Items from a data source
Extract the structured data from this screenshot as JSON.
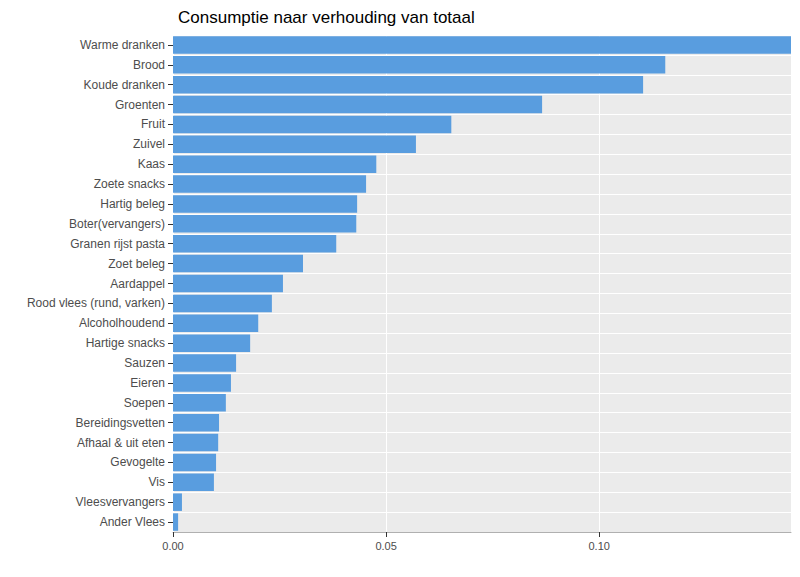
{
  "chart_data": {
    "type": "bar",
    "orientation": "horizontal",
    "title": "Consumptie naar verhouding van totaal",
    "categories": [
      "Warme dranken",
      "Brood",
      "Koude dranken",
      "Groenten",
      "Fruit",
      "Zuivel",
      "Kaas",
      "Zoete snacks",
      "Hartig beleg",
      "Boter(vervangers)",
      "Granen rijst pasta",
      "Zoet beleg",
      "Aardappel",
      "Rood vlees (rund, varken)",
      "Alcoholhoudend",
      "Hartige snacks",
      "Sauzen",
      "Eieren",
      "Soepen",
      "Bereidingsvetten",
      "Afhaal & uit eten",
      "Gevogelte",
      "Vis",
      "Vleesvervangers",
      "Ander Vlees"
    ],
    "values": [
      0.145,
      0.1155,
      0.1103,
      0.0866,
      0.0653,
      0.057,
      0.0477,
      0.0453,
      0.0432,
      0.043,
      0.0383,
      0.0305,
      0.0258,
      0.0232,
      0.02,
      0.0181,
      0.0148,
      0.0136,
      0.0124,
      0.0108,
      0.0106,
      0.0101,
      0.0096,
      0.0021,
      0.0012
    ],
    "color": "#599ddf",
    "xlim": [
      0,
      0.145
    ],
    "xticks": [
      {
        "value": 0,
        "label": "0.00"
      },
      {
        "value": 0.05,
        "label": "0.05"
      },
      {
        "value": 0.1,
        "label": "0.10"
      }
    ],
    "grid": true
  }
}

## Stated task
Repeat the entries exactly and keep the pictures out of the copy.

## Complete answer
Extract the structured data from this screenshot as JSON.
{
  "chart_data": {
    "type": "bar",
    "orientation": "horizontal",
    "title": "Consumptie naar verhouding van totaal",
    "categories": [
      "Warme dranken",
      "Brood",
      "Koude dranken",
      "Groenten",
      "Fruit",
      "Zuivel",
      "Kaas",
      "Zoete snacks",
      "Hartig beleg",
      "Boter(vervangers)",
      "Granen rijst pasta",
      "Zoet beleg",
      "Aardappel",
      "Rood vlees (rund, varken)",
      "Alcoholhoudend",
      "Hartige snacks",
      "Sauzen",
      "Eieren",
      "Soepen",
      "Bereidingsvetten",
      "Afhaal & uit eten",
      "Gevogelte",
      "Vis",
      "Vleesvervangers",
      "Ander Vlees"
    ],
    "values": [
      0.145,
      0.1155,
      0.1103,
      0.0866,
      0.0653,
      0.057,
      0.0477,
      0.0453,
      0.0432,
      0.043,
      0.0383,
      0.0305,
      0.0258,
      0.0232,
      0.02,
      0.0181,
      0.0148,
      0.0136,
      0.0124,
      0.0108,
      0.0106,
      0.0101,
      0.0096,
      0.0021,
      0.0012
    ],
    "color": "#599ddf",
    "xlim": [
      0,
      0.145
    ],
    "xticks": [
      {
        "value": 0,
        "label": "0.00"
      },
      {
        "value": 0.05,
        "label": "0.05"
      },
      {
        "value": 0.1,
        "label": "0.10"
      }
    ],
    "grid": true
  }
}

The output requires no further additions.